• [Aim of the task] Word for word, retype every entry in the listing.
** start of Extracted records **
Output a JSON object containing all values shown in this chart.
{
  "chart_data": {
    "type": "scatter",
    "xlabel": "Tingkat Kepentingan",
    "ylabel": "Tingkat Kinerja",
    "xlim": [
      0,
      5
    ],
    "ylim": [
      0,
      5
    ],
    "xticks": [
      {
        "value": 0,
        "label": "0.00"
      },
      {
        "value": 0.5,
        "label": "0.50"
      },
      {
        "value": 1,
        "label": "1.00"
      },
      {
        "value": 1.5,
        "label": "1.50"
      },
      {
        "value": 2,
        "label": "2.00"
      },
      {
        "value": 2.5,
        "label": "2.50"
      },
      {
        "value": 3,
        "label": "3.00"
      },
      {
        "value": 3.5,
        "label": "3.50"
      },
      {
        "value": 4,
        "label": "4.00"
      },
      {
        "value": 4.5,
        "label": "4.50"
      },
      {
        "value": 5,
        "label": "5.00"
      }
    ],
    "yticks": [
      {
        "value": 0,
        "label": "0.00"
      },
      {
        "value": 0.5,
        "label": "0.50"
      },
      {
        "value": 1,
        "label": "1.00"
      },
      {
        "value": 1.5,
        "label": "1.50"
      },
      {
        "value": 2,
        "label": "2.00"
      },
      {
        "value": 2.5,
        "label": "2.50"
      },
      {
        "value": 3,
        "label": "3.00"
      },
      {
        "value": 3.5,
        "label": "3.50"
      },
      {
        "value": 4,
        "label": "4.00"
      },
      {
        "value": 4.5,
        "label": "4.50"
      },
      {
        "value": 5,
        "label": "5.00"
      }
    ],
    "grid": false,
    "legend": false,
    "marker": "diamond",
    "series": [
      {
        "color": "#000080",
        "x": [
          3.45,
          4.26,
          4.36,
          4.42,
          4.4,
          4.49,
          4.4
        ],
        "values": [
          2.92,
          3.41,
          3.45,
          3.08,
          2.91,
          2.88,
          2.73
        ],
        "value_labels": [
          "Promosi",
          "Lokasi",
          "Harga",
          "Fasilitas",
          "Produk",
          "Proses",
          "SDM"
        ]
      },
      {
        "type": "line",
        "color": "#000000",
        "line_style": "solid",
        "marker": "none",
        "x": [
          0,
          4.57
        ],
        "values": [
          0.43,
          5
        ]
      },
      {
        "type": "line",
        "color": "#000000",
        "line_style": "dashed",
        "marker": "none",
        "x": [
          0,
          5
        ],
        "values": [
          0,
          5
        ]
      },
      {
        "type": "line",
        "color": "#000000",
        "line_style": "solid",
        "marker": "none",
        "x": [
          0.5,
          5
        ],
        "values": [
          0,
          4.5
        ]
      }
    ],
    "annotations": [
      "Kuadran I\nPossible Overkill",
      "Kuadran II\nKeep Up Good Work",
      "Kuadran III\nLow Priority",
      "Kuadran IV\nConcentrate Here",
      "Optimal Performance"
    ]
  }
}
** end of Extracted records **
• [Answer to the task]
Output a JSON object containing all values shown in this chart.
{
  "chart_data": {
    "type": "scatter",
    "xlabel": "Tingkat Kepentingan",
    "ylabel": "Tingkat Kinerja",
    "xlim": [
      0,
      5
    ],
    "ylim": [
      0,
      5
    ],
    "xticks": [
      {
        "value": 0,
        "label": "0.00"
      },
      {
        "value": 0.5,
        "label": "0.50"
      },
      {
        "value": 1,
        "label": "1.00"
      },
      {
        "value": 1.5,
        "label": "1.50"
      },
      {
        "value": 2,
        "label": "2.00"
      },
      {
        "value": 2.5,
        "label": "2.50"
      },
      {
        "value": 3,
        "label": "3.00"
      },
      {
        "value": 3.5,
        "label": "3.50"
      },
      {
        "value": 4,
        "label": "4.00"
      },
      {
        "value": 4.5,
        "label": "4.50"
      },
      {
        "value": 5,
        "label": "5.00"
      }
    ],
    "yticks": [
      {
        "value": 0,
        "label": "0.00"
      },
      {
        "value": 0.5,
        "label": "0.50"
      },
      {
        "value": 1,
        "label": "1.00"
      },
      {
        "value": 1.5,
        "label": "1.50"
      },
      {
        "value": 2,
        "label": "2.00"
      },
      {
        "value": 2.5,
        "label": "2.50"
      },
      {
        "value": 3,
        "label": "3.00"
      },
      {
        "value": 3.5,
        "label": "3.50"
      },
      {
        "value": 4,
        "label": "4.00"
      },
      {
        "value": 4.5,
        "label": "4.50"
      },
      {
        "value": 5,
        "label": "5.00"
      }
    ],
    "grid": false,
    "legend": false,
    "marker": "diamond",
    "series": [
      {
        "color": "#000080",
        "x": [
          3.45,
          4.26,
          4.36,
          4.42,
          4.4,
          4.49,
          4.4
        ],
        "values": [
          2.92,
          3.41,
          3.45,
          3.08,
          2.91,
          2.88,
          2.73
        ],
        "value_labels": [
          "Promosi",
          "Lokasi",
          "Harga",
          "Fasilitas",
          "Produk",
          "Proses",
          "SDM"
        ]
      },
      {
        "type": "line",
        "color": "#000000",
        "line_style": "solid",
        "marker": "none",
        "x": [
          0,
          4.57
        ],
        "values": [
          0.43,
          5
        ]
      },
      {
        "type": "line",
        "color": "#000000",
        "line_style": "dashed",
        "marker": "none",
        "x": [
          0,
          5
        ],
        "values": [
          0,
          5
        ]
      },
      {
        "type": "line",
        "color": "#000000",
        "line_style": "solid",
        "marker": "none",
        "x": [
          0.5,
          5
        ],
        "values": [
          0,
          4.5
        ]
      }
    ],
    "annotations": [
      "Kuadran I\nPossible Overkill",
      "Kuadran II\nKeep Up Good Work",
      "Kuadran III\nLow Priority",
      "Kuadran IV\nConcentrate Here",
      "Optimal Performance"
    ]
  }
}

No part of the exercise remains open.